→ **What needs to be done**
Leave out the pictures and transcribe everything else exactly.
________________
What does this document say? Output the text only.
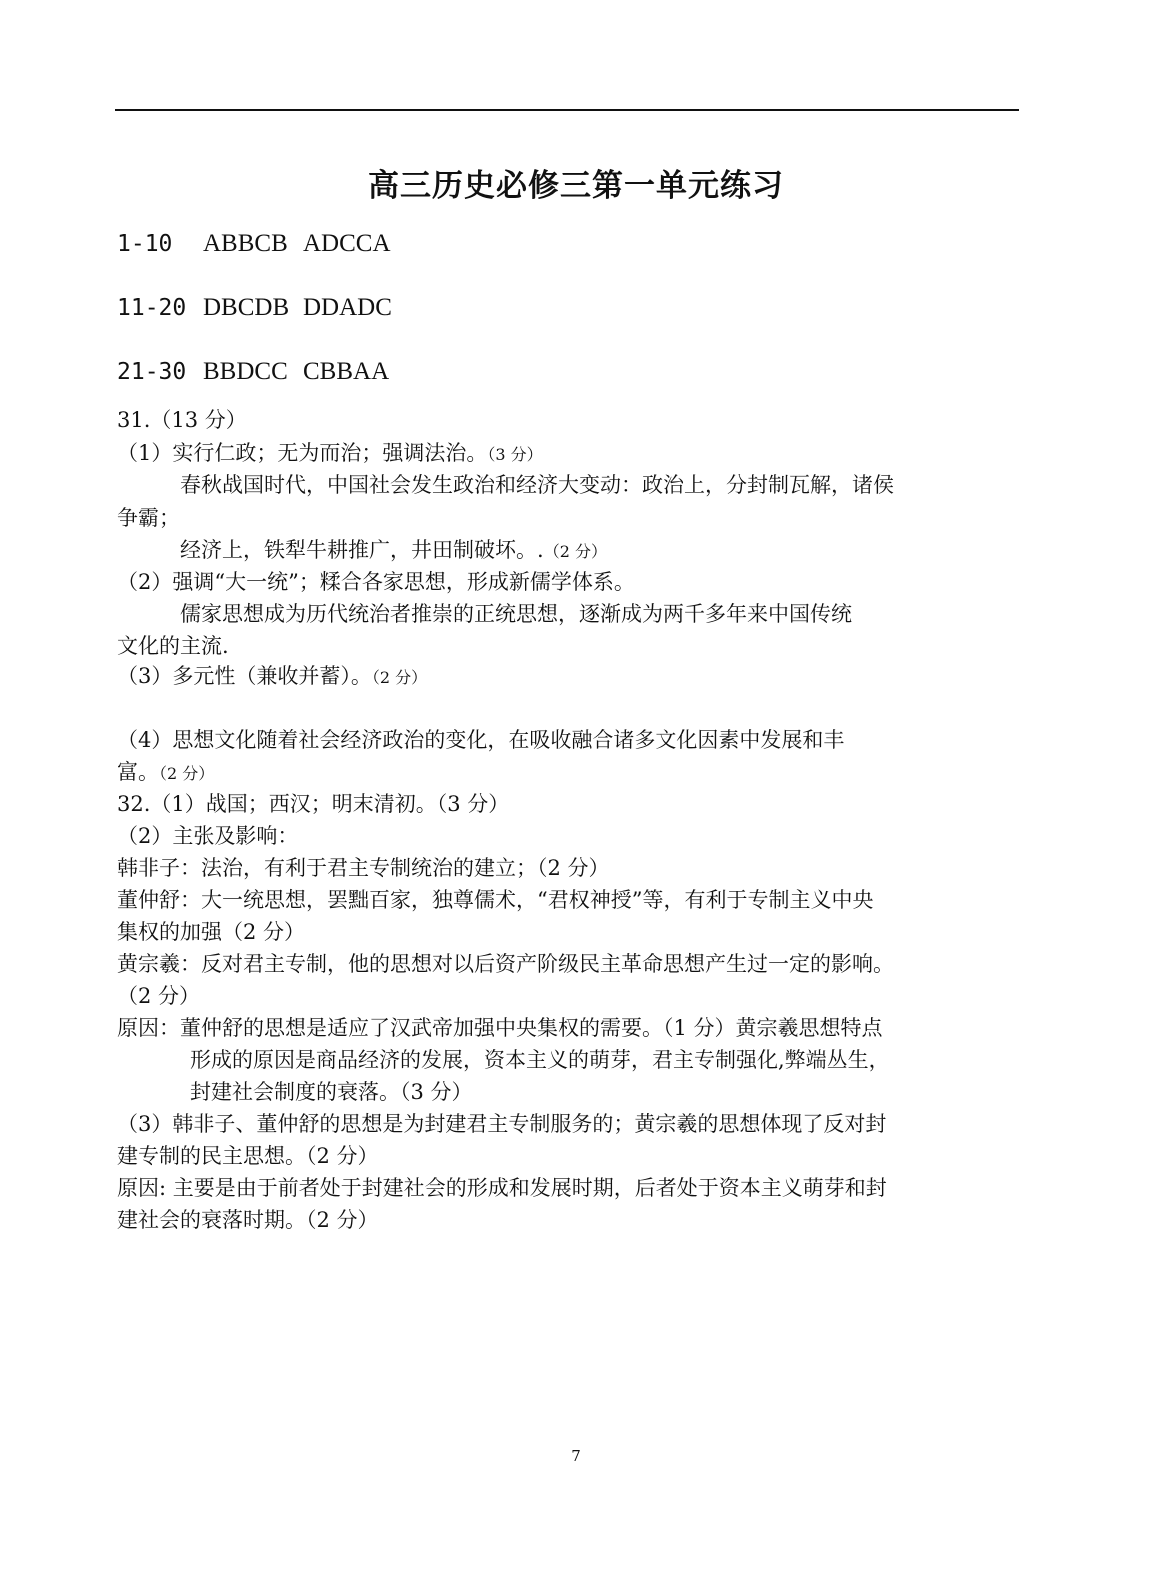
高三历史必修三第一单元练习
1-10 ABBCB ADCCA
11-20 DBCDB DDADC
21-30 BBDCC CBBAA
31.（13 分）
（1）实行仁政；无为而治；强调法治。（3 分）
春秋战国时代，中国社会发生政治和经济大变动：政治上，分封制瓦解，诸侯
争霸；
经济上，铁犁牛耕推广，井田制破坏。.（2 分）
（2）强调“大一统”；糅合各家思想，形成新儒学体系。
儒家思想成为历代统治者推崇的正统思想，逐渐成为两千多年来中国传统
文化的主流.
（3）多元性（兼收并蓄）。（2 分）
（4）思想文化随着社会经济政治的变化，在吸收融合诸多文化因素中发展和丰
富。（2 分）
32.（1）战国；西汉；明末清初。（3 分）
（2）主张及影响：
韩非子：法治，有利于君主专制统治的建立；（2 分）
董仲舒：大一统思想，罢黜百家，独尊儒术，“君权神授”等，有利于专制主义中央
集权的加强（2 分）
黄宗羲：反对君主专制，他的思想对以后资产阶级民主革命思想产生过一定的影响。
（2 分）
原因：董仲舒的思想是适应了汉武帝加强中央集权的需要。（1 分）黄宗羲思想特点
形成的原因是商品经济的发展，资本主义的萌芽，君主专制强化,弊端丛生，
封建社会制度的衰落。（3 分）
（3）韩非子、董仲舒的思想是为封建君主专制服务的；黄宗羲的思想体现了反对封
建专制的民主思想。（2 分）
原因: 主要是由于前者处于封建社会的形成和发展时期，后者处于资本主义萌芽和封
建社会的衰落时期。（2 分）
7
________________
→ **Exercise answer**
What does this document say? Output the text only.
高三历史必修三第一单元练习
1-10 ABBCB ADCCA
11-20 DBCDB DDADC
21-30 BBDCC CBBAA
31.（13 分）
（1）实行仁政；无为而治；强调法治。（3 分）
春秋战国时代，中国社会发生政治和经济大变动：政治上，分封制瓦解，诸侯
争霸；
经济上，铁犁牛耕推广，井田制破坏。.（2 分）
（2）强调“大一统”；糅合各家思想，形成新儒学体系。
儒家思想成为历代统治者推崇的正统思想，逐渐成为两千多年来中国传统
文化的主流.
（3）多元性（兼收并蓄）。（2 分）
（4）思想文化随着社会经济政治的变化，在吸收融合诸多文化因素中发展和丰
富。（2 分）
32.（1）战国；西汉；明末清初。（3 分）
（2）主张及影响：
韩非子：法治，有利于君主专制统治的建立；（2 分）
董仲舒：大一统思想，罢黜百家，独尊儒术，“君权神授”等，有利于专制主义中央
集权的加强（2 分）
黄宗羲：反对君主专制，他的思想对以后资产阶级民主革命思想产生过一定的影响。
（2 分）
原因：董仲舒的思想是适应了汉武帝加强中央集权的需要。（1 分）黄宗羲思想特点
形成的原因是商品经济的发展，资本主义的萌芽，君主专制强化,弊端丛生，
封建社会制度的衰落。（3 分）
（3）韩非子、董仲舒的思想是为封建君主专制服务的；黄宗羲的思想体现了反对封
建专制的民主思想。（2 分）
原因: 主要是由于前者处于封建社会的形成和发展时期，后者处于资本主义萌芽和封
建社会的衰落时期。（2 分）
7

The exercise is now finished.